| Aim |
Copy out every line containing the word "особенности".

| Extracted information |

====

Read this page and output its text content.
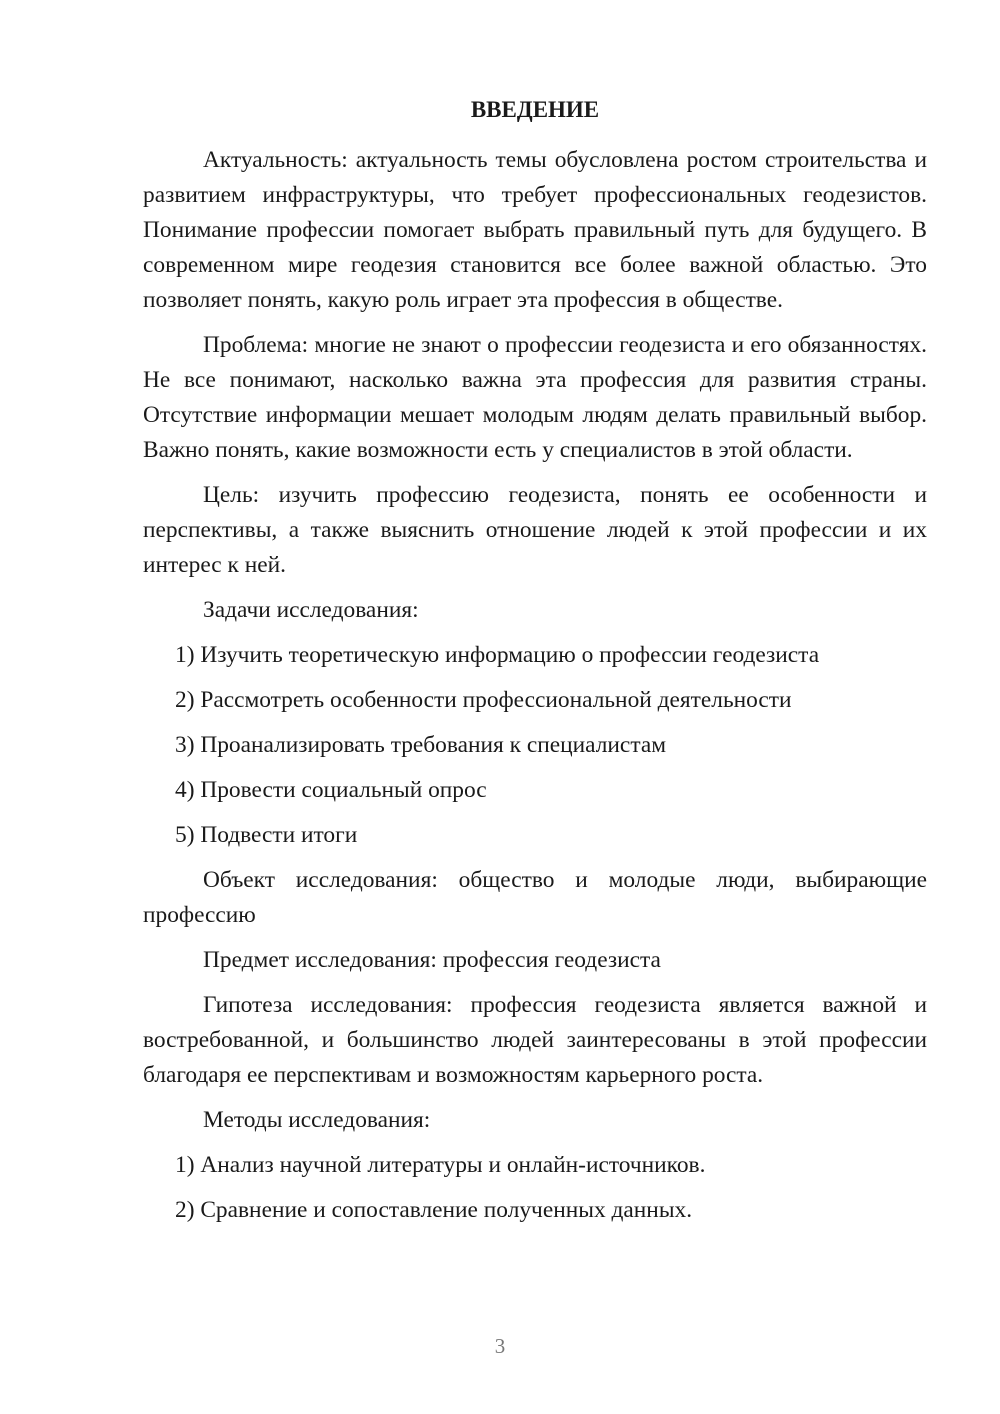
ВВЕДЕНИЕ

Актуальность: актуальность темы обусловлена ростом строительства и развитием инфраструктуры, что требует профессиональных геодезистов. Понимание профессии помогает выбрать правильный путь для будущего. В современном мире геодезия становится все более важной областью. Это позволяет понять, какую роль играет эта профессия в обществе.

Проблема: многие не знают о профессии геодезиста и его обязанностях. Не все понимают, насколько важна эта профессия для развития страны. Отсутствие информации мешает молодым людям делать правильный выбор. Важно понять, какие возможности есть у специалистов в этой области.

Цель: изучить профессию геодезиста, понять ее особенности и перспективы, а также выяснить отношение людей к этой профессии и их интерес к ней.

Задачи исследования:

1) Изучить теоретическую информацию о профессии геодезиста

2) Рассмотреть особенности профессиональной деятельности

3) Проанализировать требования к специалистам

4) Провести социальный опрос

5) Подвести итоги

Объект исследования: общество и молодые люди, выбирающие профессию

Предмет исследования: профессия геодезиста

Гипотеза исследования: профессия геодезиста является важной и востребованной, и большинство людей заинтересованы в этой профессии благодаря ее перспективам и возможностям карьерного роста.

Методы исследования:

1) Анализ научной литературы и онлайн-источников.

2) Сравнение и сопоставление полученных данных.

3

====

| Reply to the exercise |
Цель: изучить профессию геодезиста, понять ее особенности и перспективы, а также выяснить отношение людей к этой профессии и их интерес к ней.
2) Рассмотреть особенности профессиональной деятельности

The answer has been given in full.